**Data for processing**
>> BEGIN

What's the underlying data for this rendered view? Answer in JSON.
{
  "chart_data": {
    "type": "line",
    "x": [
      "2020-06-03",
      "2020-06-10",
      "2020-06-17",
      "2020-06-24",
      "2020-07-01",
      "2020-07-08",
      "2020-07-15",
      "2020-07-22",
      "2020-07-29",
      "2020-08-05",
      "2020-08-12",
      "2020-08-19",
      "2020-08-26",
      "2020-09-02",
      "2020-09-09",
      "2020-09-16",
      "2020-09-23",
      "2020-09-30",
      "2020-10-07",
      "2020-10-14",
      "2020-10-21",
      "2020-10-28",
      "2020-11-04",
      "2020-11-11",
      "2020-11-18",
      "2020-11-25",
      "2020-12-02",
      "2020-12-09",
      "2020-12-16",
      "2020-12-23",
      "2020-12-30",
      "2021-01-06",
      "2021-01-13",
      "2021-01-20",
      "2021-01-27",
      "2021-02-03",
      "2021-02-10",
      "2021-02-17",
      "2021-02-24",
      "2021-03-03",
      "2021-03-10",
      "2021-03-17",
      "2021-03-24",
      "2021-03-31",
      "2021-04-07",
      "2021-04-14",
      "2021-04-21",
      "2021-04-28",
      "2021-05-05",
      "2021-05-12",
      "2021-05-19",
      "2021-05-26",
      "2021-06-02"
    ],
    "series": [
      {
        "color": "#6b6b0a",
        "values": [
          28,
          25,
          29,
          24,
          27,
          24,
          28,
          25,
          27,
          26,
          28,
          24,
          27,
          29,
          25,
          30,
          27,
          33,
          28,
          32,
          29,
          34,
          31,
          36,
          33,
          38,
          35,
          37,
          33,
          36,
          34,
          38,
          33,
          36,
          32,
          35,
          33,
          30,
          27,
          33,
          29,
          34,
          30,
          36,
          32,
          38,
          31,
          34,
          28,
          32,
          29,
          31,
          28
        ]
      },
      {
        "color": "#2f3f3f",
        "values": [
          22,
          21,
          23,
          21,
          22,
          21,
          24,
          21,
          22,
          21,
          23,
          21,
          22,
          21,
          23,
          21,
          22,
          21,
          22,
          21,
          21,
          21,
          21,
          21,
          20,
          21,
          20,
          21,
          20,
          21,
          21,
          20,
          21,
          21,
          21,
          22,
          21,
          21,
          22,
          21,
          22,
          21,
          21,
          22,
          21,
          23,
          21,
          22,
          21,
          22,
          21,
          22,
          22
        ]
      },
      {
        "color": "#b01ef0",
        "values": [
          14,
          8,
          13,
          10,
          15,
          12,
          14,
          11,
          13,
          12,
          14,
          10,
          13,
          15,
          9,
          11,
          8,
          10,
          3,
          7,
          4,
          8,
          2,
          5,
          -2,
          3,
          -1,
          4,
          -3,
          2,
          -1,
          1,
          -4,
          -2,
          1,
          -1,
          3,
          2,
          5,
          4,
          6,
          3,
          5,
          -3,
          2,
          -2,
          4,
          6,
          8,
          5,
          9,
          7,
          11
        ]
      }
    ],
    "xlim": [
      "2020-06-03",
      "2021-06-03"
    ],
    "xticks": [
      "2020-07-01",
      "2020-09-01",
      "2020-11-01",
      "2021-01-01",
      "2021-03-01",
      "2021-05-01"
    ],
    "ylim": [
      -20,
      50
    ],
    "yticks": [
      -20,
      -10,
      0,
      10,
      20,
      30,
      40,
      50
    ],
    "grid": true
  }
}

>> END

**Stated exercise**
Every entry above needs to be quoted exactly.

**Exercise response**
What's the underlying data for this rendered view? Answer in JSON.
{
  "chart_data": {
    "type": "line",
    "x": [
      "2020-06-03",
      "2020-06-10",
      "2020-06-17",
      "2020-06-24",
      "2020-07-01",
      "2020-07-08",
      "2020-07-15",
      "2020-07-22",
      "2020-07-29",
      "2020-08-05",
      "2020-08-12",
      "2020-08-19",
      "2020-08-26",
      "2020-09-02",
      "2020-09-09",
      "2020-09-16",
      "2020-09-23",
      "2020-09-30",
      "2020-10-07",
      "2020-10-14",
      "2020-10-21",
      "2020-10-28",
      "2020-11-04",
      "2020-11-11",
      "2020-11-18",
      "2020-11-25",
      "2020-12-02",
      "2020-12-09",
      "2020-12-16",
      "2020-12-23",
      "2020-12-30",
      "2021-01-06",
      "2021-01-13",
      "2021-01-20",
      "2021-01-27",
      "2021-02-03",
      "2021-02-10",
      "2021-02-17",
      "2021-02-24",
      "2021-03-03",
      "2021-03-10",
      "2021-03-17",
      "2021-03-24",
      "2021-03-31",
      "2021-04-07",
      "2021-04-14",
      "2021-04-21",
      "2021-04-28",
      "2021-05-05",
      "2021-05-12",
      "2021-05-19",
      "2021-05-26",
      "2021-06-02"
    ],
    "series": [
      {
        "color": "#6b6b0a",
        "values": [
          28,
          25,
          29,
          24,
          27,
          24,
          28,
          25,
          27,
          26,
          28,
          24,
          27,
          29,
          25,
          30,
          27,
          33,
          28,
          32,
          29,
          34,
          31,
          36,
          33,
          38,
          35,
          37,
          33,
          36,
          34,
          38,
          33,
          36,
          32,
          35,
          33,
          30,
          27,
          33,
          29,
          34,
          30,
          36,
          32,
          38,
          31,
          34,
          28,
          32,
          29,
          31,
          28
        ]
      },
      {
        "color": "#2f3f3f",
        "values": [
          22,
          21,
          23,
          21,
          22,
          21,
          24,
          21,
          22,
          21,
          23,
          21,
          22,
          21,
          23,
          21,
          22,
          21,
          22,
          21,
          21,
          21,
          21,
          21,
          20,
          21,
          20,
          21,
          20,
          21,
          21,
          20,
          21,
          21,
          21,
          22,
          21,
          21,
          22,
          21,
          22,
          21,
          21,
          22,
          21,
          23,
          21,
          22,
          21,
          22,
          21,
          22,
          22
        ]
      },
      {
        "color": "#b01ef0",
        "values": [
          14,
          8,
          13,
          10,
          15,
          12,
          14,
          11,
          13,
          12,
          14,
          10,
          13,
          15,
          9,
          11,
          8,
          10,
          3,
          7,
          4,
          8,
          2,
          5,
          -2,
          3,
          -1,
          4,
          -3,
          2,
          -1,
          1,
          -4,
          -2,
          1,
          -1,
          3,
          2,
          5,
          4,
          6,
          3,
          5,
          -3,
          2,
          -2,
          4,
          6,
          8,
          5,
          9,
          7,
          11
        ]
      }
    ],
    "xlim": [
      "2020-06-03",
      "2021-06-03"
    ],
    "xticks": [
      "2020-07-01",
      "2020-09-01",
      "2020-11-01",
      "2021-01-01",
      "2021-03-01",
      "2021-05-01"
    ],
    "ylim": [
      -20,
      50
    ],
    "yticks": [
      -20,
      -10,
      0,
      10,
      20,
      30,
      40,
      50
    ],
    "grid": true
  }
}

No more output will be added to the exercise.